* WHAT THIS TASK INVOLVES *
Reproduce all the rows below, swapping "bounding boxes" for "box coordinates" and keeping everything else the same. Leave the pictures out.

* RAW DATA *

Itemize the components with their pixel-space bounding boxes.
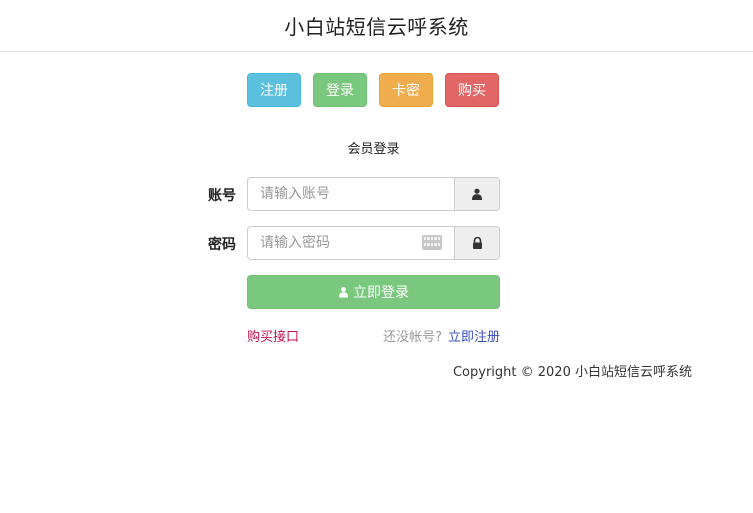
account-input[interactable] <box>247 177 454 211</box>
buy-api-link[interactable]: 购买接口 <box>247 326 299 345</box>
register-now-link[interactable]: 立即注册 <box>448 326 500 345</box>
lock-icon <box>472 237 482 249</box>
login-tab-button[interactable]: 登录 <box>313 73 367 107</box>
card-key-button[interactable]: 卡密 <box>379 73 433 107</box>
no-account-text: 还没帐号? <box>383 330 442 345</box>
password-label: 密码 <box>208 237 236 253</box>
user-icon <box>338 287 349 298</box>
form-title: 会员登录 <box>347 142 400 157</box>
user-icon <box>472 188 482 200</box>
keyboard-icon[interactable] <box>422 235 442 250</box>
account-addon <box>454 177 500 211</box>
page-header: 小白站短信云呼系统 <box>0 0 753 52</box>
page-title: 小白站短信云呼系统 <box>284 15 469 39</box>
register-prompt: 还没帐号? 立即注册 <box>383 326 500 345</box>
password-input-group <box>247 226 500 260</box>
account-input-group <box>247 177 500 211</box>
login-submit-button[interactable]: 立即登录 <box>247 275 500 309</box>
copyright: Copyright © 2020 小白站短信云呼系统 <box>452 365 692 380</box>
account-label: 账号 <box>208 188 236 204</box>
login-submit-label: 立即登录 <box>353 285 409 301</box>
password-addon <box>454 226 500 260</box>
register-button[interactable]: 注册 <box>247 73 301 107</box>
buy-button[interactable]: 购买 <box>445 73 499 107</box>
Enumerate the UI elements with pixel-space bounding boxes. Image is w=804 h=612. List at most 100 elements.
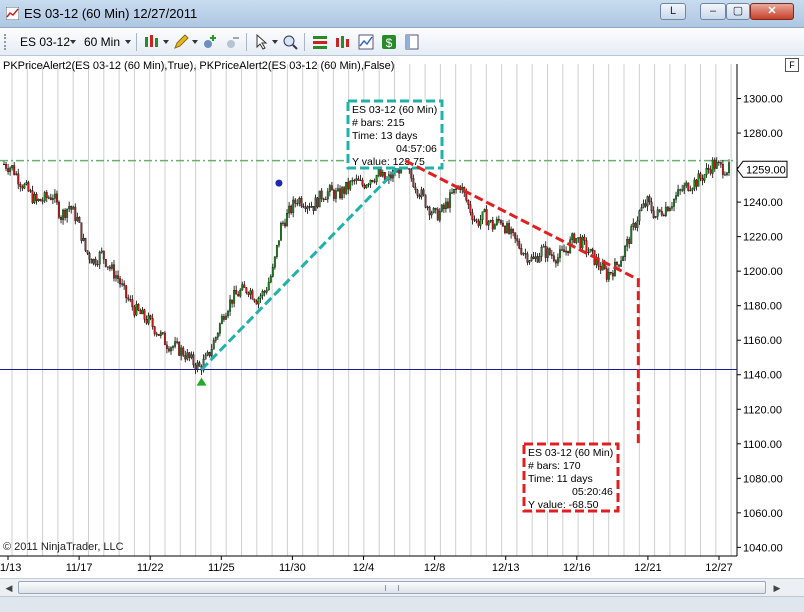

* FINAL RESULT *
Itemize the components with their pixel-space box coordinates.
account-input[interactable] <box>247 177 454 211</box>
buy-api-link[interactable]: 购买接口 <box>247 326 299 345</box>
register-now-link[interactable]: 立即注册 <box>448 326 500 345</box>
lock-icon <box>472 237 482 249</box>
login-tab-button[interactable]: 登录 <box>313 73 367 107</box>
card-key-button[interactable]: 卡密 <box>379 73 433 107</box>
no-account-text: 还没帐号? <box>383 330 442 345</box>
password-label: 密码 <box>208 237 236 253</box>
user-icon <box>338 287 349 298</box>
form-title: 会员登录 <box>347 142 400 157</box>
user-icon <box>472 188 482 200</box>
keyboard-icon[interactable] <box>422 235 442 250</box>
account-addon <box>454 177 500 211</box>
page-header: 小白站短信云呼系统 <box>0 0 753 52</box>
page-title: 小白站短信云呼系统 <box>284 15 469 39</box>
register-prompt: 还没帐号? 立即注册 <box>383 326 500 345</box>
password-input-group <box>247 226 500 260</box>
account-input-group <box>247 177 500 211</box>
login-submit-button[interactable]: 立即登录 <box>247 275 500 309</box>
copyright: Copyright © 2020 小白站短信云呼系统 <box>452 365 692 380</box>
account-label: 账号 <box>208 188 236 204</box>
login-submit-label: 立即登录 <box>353 285 409 301</box>
password-addon <box>454 226 500 260</box>
register-button[interactable]: 注册 <box>247 73 301 107</box>
buy-button[interactable]: 购买 <box>445 73 499 107</box>
Enumerate the UI elements with pixel-space box coordinates. Image is w=804 h=612. List at most 100 elements.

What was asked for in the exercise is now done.